Restate the data exactly as given and keep the pictures out.
-*-
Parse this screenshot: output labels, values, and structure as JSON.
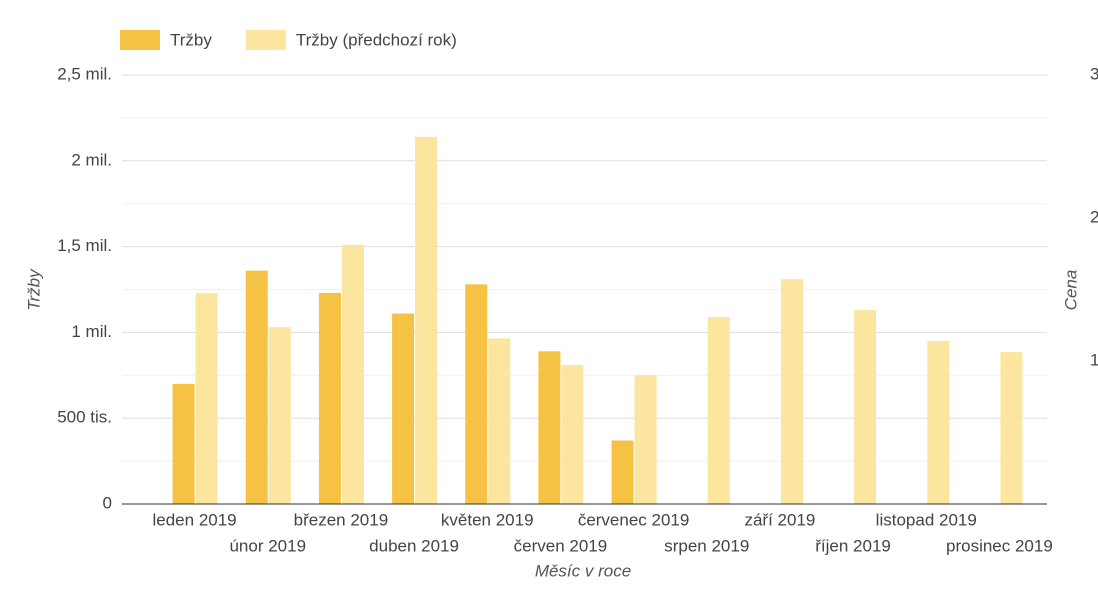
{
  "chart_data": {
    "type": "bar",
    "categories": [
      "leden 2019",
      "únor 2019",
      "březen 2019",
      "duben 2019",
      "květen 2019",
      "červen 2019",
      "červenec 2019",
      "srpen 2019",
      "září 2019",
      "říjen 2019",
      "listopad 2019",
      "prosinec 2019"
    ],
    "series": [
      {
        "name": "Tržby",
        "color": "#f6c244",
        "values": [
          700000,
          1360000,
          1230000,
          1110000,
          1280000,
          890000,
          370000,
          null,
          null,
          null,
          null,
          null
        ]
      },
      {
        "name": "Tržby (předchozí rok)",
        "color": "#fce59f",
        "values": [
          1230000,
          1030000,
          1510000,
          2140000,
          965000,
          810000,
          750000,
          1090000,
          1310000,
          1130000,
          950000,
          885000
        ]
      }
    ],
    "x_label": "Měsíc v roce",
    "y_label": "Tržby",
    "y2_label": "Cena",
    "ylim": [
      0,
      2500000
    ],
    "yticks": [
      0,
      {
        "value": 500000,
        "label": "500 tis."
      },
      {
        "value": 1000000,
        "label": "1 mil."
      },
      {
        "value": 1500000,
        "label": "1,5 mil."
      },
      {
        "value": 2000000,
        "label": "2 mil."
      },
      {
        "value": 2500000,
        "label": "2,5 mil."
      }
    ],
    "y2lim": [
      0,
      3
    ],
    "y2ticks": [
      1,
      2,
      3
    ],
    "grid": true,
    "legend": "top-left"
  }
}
-*-
■ **Solution for this exercise**
Parse this screenshot: output labels, values, and structure as JSON.
{
  "chart_data": {
    "type": "bar",
    "categories": [
      "leden 2019",
      "únor 2019",
      "březen 2019",
      "duben 2019",
      "květen 2019",
      "červen 2019",
      "červenec 2019",
      "srpen 2019",
      "září 2019",
      "říjen 2019",
      "listopad 2019",
      "prosinec 2019"
    ],
    "series": [
      {
        "name": "Tržby",
        "color": "#f6c244",
        "values": [
          700000,
          1360000,
          1230000,
          1110000,
          1280000,
          890000,
          370000,
          null,
          null,
          null,
          null,
          null
        ]
      },
      {
        "name": "Tržby (předchozí rok)",
        "color": "#fce59f",
        "values": [
          1230000,
          1030000,
          1510000,
          2140000,
          965000,
          810000,
          750000,
          1090000,
          1310000,
          1130000,
          950000,
          885000
        ]
      }
    ],
    "x_label": "Měsíc v roce",
    "y_label": "Tržby",
    "y2_label": "Cena",
    "ylim": [
      0,
      2500000
    ],
    "yticks": [
      0,
      {
        "value": 500000,
        "label": "500 tis."
      },
      {
        "value": 1000000,
        "label": "1 mil."
      },
      {
        "value": 1500000,
        "label": "1,5 mil."
      },
      {
        "value": 2000000,
        "label": "2 mil."
      },
      {
        "value": 2500000,
        "label": "2,5 mil."
      }
    ],
    "y2lim": [
      0,
      3
    ],
    "y2ticks": [
      1,
      2,
      3
    ],
    "grid": true,
    "legend": "top-left"
  }
}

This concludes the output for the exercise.